[Data records]
= = = = =
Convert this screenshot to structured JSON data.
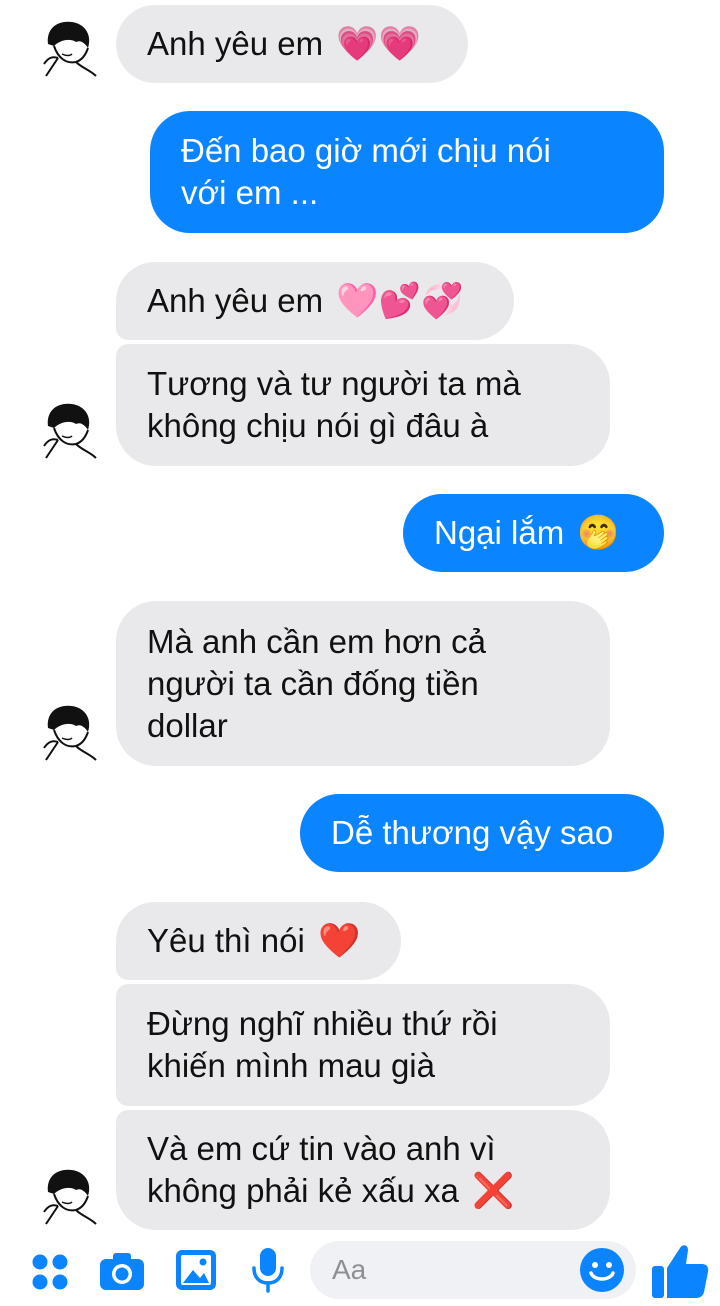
{
  "messages": [
    {
      "from": "them",
      "text": "Anh yêu em",
      "emoji": "💗💗"
    },
    {
      "from": "me",
      "lines": [
        "Đến bao giờ mới chịu nói",
        "với em ..."
      ]
    },
    {
      "from": "them",
      "text": "Anh yêu em",
      "emoji": "🩷💕💞"
    },
    {
      "from": "them",
      "lines": [
        "Tương và tư người ta mà",
        "không chịu nói gì đâu à"
      ]
    },
    {
      "from": "me",
      "text": "Ngại lắm",
      "emoji": "🤭"
    },
    {
      "from": "them",
      "lines": [
        "Mà anh cần em hơn cả",
        "người ta cần đống tiền",
        "dollar"
      ]
    },
    {
      "from": "me",
      "text": "Dễ thương vậy sao"
    },
    {
      "from": "them",
      "text": "Yêu thì nói",
      "emoji": "❤️"
    },
    {
      "from": "them",
      "lines": [
        "Đừng nghĩ nhiều thứ rồi",
        "khiến mình mau già"
      ]
    },
    {
      "from": "them",
      "lines": [
        "Và em cứ tin vào anh vì",
        "không phải kẻ xấu xa"
      ],
      "emoji": "❌"
    }
  ],
  "composer": {
    "placeholder": "Aa",
    "icons": [
      "apps-icon",
      "camera-icon",
      "gallery-icon",
      "microphone-icon",
      "emoji-icon",
      "like-icon"
    ]
  },
  "colors": {
    "outgoing": "#0b84ff",
    "incoming": "#e9e9eb",
    "accent": "#0b84ff"
  }
}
= = = = =
Directive => The data should be printed again unchanged; leave its pictures out.

Solution to this task =>
Convert this screenshot to structured JSON data.
{
  "messages": [
    {
      "from": "them",
      "text": "Anh yêu em",
      "emoji": "💗💗"
    },
    {
      "from": "me",
      "lines": [
        "Đến bao giờ mới chịu nói",
        "với em ..."
      ]
    },
    {
      "from": "them",
      "text": "Anh yêu em",
      "emoji": "🩷💕💞"
    },
    {
      "from": "them",
      "lines": [
        "Tương và tư người ta mà",
        "không chịu nói gì đâu à"
      ]
    },
    {
      "from": "me",
      "text": "Ngại lắm",
      "emoji": "🤭"
    },
    {
      "from": "them",
      "lines": [
        "Mà anh cần em hơn cả",
        "người ta cần đống tiền",
        "dollar"
      ]
    },
    {
      "from": "me",
      "text": "Dễ thương vậy sao"
    },
    {
      "from": "them",
      "text": "Yêu thì nói",
      "emoji": "❤️"
    },
    {
      "from": "them",
      "lines": [
        "Đừng nghĩ nhiều thứ rồi",
        "khiến mình mau già"
      ]
    },
    {
      "from": "them",
      "lines": [
        "Và em cứ tin vào anh vì",
        "không phải kẻ xấu xa"
      ],
      "emoji": "❌"
    }
  ],
  "composer": {
    "placeholder": "Aa",
    "icons": [
      "apps-icon",
      "camera-icon",
      "gallery-icon",
      "microphone-icon",
      "emoji-icon",
      "like-icon"
    ]
  },
  "colors": {
    "outgoing": "#0b84ff",
    "incoming": "#e9e9eb",
    "accent": "#0b84ff"
  }
}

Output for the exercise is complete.